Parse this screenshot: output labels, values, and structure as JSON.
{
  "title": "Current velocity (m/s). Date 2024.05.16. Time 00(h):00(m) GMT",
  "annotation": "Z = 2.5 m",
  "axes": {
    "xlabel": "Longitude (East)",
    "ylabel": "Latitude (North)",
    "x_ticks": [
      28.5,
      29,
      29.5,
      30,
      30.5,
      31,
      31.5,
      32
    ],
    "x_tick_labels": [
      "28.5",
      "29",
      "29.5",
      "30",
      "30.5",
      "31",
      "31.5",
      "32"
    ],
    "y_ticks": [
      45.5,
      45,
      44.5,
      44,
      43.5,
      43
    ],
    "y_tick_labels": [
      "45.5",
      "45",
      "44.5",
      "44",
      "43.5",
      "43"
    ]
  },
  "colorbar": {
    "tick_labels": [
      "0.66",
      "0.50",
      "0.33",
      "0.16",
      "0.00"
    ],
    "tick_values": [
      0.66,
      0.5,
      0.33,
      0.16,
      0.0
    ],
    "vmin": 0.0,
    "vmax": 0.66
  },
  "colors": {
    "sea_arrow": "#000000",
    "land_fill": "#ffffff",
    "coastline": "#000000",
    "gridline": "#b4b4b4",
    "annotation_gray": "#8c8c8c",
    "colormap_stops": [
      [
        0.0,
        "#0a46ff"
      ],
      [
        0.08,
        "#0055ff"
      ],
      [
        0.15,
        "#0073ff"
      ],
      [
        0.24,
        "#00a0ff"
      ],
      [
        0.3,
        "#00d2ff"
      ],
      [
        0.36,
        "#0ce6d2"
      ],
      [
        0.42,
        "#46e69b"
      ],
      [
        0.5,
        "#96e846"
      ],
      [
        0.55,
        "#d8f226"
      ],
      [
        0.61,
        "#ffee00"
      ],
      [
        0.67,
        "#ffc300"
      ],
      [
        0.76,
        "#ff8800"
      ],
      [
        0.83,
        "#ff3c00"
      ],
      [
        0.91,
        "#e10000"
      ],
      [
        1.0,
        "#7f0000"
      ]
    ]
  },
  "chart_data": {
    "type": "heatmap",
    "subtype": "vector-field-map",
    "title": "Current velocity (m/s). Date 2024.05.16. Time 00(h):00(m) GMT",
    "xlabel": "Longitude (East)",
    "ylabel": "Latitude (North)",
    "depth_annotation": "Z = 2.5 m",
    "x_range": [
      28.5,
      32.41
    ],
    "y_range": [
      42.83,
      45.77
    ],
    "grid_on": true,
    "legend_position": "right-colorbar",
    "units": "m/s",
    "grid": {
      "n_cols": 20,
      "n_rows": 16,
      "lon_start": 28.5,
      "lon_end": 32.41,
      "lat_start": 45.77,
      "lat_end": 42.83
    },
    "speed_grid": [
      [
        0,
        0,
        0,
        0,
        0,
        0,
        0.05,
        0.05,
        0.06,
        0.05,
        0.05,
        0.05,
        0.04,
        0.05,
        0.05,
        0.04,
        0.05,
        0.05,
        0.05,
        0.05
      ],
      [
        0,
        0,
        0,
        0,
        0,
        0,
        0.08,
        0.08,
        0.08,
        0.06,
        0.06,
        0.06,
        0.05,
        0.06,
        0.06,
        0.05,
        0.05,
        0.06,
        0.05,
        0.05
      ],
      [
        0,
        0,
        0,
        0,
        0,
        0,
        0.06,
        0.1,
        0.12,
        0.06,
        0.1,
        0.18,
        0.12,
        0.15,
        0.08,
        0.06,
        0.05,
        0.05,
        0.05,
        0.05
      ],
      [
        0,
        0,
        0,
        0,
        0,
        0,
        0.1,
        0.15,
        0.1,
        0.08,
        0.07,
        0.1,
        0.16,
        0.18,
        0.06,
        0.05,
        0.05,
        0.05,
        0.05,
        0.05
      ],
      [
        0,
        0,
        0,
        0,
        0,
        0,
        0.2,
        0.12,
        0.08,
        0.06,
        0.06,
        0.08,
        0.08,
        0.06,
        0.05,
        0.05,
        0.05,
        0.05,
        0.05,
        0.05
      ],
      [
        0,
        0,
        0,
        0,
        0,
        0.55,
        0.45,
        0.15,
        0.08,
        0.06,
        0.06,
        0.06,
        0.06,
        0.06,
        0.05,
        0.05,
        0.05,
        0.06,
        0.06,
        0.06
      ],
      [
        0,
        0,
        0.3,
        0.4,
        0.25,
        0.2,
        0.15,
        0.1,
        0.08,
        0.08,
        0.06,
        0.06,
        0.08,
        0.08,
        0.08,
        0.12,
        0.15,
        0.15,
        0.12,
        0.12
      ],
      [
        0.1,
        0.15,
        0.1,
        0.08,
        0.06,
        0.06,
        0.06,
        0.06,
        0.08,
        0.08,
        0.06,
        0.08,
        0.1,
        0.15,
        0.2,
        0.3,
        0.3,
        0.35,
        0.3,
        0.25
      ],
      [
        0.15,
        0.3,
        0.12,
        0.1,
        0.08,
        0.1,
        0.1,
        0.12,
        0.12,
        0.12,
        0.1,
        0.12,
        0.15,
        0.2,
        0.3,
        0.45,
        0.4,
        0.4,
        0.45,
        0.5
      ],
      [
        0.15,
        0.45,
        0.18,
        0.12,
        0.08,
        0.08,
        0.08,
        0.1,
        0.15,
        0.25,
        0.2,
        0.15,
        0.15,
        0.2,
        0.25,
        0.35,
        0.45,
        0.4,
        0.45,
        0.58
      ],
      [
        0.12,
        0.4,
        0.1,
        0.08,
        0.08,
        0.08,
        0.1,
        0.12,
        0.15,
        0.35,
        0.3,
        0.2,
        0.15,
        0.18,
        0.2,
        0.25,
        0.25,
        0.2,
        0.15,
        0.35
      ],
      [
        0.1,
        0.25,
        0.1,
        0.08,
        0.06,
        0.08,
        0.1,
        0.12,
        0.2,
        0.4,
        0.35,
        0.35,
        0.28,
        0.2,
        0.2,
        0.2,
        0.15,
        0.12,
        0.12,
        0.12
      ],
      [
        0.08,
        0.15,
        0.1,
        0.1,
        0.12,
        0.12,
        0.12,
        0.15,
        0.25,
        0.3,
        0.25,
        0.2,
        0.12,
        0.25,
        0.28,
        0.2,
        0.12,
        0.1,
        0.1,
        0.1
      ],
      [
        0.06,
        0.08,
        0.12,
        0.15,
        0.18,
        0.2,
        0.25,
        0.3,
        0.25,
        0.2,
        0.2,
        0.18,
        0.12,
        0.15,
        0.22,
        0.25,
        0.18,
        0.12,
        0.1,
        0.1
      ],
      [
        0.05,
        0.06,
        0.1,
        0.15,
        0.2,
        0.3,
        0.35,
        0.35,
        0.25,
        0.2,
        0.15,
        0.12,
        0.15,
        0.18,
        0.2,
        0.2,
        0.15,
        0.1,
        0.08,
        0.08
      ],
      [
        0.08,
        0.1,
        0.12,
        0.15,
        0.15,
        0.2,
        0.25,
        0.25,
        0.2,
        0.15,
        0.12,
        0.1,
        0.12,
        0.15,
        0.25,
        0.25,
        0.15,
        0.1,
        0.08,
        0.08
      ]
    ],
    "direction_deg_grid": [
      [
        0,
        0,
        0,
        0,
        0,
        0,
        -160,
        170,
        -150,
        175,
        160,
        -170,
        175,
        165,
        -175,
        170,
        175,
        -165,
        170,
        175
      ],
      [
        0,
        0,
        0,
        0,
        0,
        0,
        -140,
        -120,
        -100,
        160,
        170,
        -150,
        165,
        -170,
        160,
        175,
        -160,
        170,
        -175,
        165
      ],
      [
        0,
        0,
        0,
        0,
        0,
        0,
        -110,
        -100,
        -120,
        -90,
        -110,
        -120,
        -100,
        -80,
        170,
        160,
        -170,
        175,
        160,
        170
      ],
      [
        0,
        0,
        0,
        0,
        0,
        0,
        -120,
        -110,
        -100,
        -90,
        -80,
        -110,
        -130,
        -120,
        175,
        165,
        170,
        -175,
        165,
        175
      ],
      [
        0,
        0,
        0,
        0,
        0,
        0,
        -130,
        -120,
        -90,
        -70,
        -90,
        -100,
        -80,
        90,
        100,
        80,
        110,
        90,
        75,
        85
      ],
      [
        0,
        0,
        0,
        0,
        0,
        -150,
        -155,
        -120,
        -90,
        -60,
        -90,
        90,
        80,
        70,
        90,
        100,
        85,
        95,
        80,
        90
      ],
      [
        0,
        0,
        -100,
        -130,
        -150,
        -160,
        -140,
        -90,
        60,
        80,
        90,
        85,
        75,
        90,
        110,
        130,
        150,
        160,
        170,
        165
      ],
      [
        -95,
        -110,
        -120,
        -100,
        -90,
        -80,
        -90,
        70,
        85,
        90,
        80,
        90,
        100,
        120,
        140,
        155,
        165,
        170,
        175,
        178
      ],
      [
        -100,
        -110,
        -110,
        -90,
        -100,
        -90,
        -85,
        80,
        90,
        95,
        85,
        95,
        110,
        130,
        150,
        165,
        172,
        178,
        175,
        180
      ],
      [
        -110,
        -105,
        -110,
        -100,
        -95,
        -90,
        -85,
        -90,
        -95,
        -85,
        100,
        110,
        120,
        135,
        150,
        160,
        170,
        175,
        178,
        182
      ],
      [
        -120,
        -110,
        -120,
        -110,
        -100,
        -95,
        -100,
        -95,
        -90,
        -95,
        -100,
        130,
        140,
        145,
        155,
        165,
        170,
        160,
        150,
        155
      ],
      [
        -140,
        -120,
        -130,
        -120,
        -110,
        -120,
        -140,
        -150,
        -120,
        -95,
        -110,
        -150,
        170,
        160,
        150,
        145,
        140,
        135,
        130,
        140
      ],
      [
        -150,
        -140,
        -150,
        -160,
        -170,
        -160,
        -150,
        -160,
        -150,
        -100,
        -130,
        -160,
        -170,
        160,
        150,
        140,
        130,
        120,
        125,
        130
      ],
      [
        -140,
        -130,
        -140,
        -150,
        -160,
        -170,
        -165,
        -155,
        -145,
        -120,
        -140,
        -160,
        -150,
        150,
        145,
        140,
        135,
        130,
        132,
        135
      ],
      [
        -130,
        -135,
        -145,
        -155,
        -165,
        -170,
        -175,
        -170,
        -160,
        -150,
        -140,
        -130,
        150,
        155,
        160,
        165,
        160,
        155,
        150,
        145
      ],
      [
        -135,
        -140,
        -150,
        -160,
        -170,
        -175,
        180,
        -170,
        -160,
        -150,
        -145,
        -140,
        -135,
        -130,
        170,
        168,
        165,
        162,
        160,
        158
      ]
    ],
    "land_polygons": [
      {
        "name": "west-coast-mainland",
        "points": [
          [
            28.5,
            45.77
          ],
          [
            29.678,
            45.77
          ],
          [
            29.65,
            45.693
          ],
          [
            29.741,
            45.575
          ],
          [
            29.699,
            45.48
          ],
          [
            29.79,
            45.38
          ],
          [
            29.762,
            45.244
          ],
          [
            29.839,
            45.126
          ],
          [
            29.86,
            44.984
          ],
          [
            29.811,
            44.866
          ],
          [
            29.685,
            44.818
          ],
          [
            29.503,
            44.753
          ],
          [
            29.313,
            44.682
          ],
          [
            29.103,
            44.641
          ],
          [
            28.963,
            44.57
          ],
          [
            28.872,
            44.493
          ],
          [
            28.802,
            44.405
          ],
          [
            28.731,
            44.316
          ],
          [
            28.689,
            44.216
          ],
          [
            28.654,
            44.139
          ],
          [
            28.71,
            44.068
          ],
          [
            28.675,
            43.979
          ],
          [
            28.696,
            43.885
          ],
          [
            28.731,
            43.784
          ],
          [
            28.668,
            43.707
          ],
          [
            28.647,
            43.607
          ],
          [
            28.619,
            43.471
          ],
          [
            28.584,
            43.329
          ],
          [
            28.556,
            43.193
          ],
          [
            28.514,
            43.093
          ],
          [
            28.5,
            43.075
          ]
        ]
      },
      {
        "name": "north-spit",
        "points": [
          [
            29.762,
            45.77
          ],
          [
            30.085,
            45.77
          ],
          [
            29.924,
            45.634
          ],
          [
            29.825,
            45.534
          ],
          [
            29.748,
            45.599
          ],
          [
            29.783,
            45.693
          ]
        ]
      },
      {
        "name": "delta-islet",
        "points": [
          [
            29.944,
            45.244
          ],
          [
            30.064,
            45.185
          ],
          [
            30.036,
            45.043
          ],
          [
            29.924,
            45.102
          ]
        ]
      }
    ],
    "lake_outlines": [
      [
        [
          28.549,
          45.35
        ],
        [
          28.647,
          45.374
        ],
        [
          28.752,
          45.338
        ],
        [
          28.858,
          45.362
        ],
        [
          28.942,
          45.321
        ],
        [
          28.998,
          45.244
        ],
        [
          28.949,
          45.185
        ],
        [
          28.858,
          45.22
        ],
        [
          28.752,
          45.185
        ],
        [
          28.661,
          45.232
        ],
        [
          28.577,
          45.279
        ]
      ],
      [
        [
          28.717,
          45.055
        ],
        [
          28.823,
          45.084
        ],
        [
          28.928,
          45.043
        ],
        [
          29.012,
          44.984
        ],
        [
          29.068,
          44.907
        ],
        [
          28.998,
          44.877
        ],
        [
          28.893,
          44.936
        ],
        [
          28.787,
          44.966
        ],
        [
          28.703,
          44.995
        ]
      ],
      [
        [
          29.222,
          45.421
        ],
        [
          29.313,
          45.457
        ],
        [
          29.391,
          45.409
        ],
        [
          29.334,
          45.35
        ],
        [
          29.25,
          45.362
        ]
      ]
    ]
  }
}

▶ [GIVEN EXERCISE]: Find the lines above holding the word "velocity" and show them.

▶ [IN RESPONSE]:
  "title": "Current velocity (m/s). Date 2024.05.16. Time 00(h):00(m) GMT",
    "title": "Current velocity (m/s). Date 2024.05.16. Time 00(h):00(m) GMT",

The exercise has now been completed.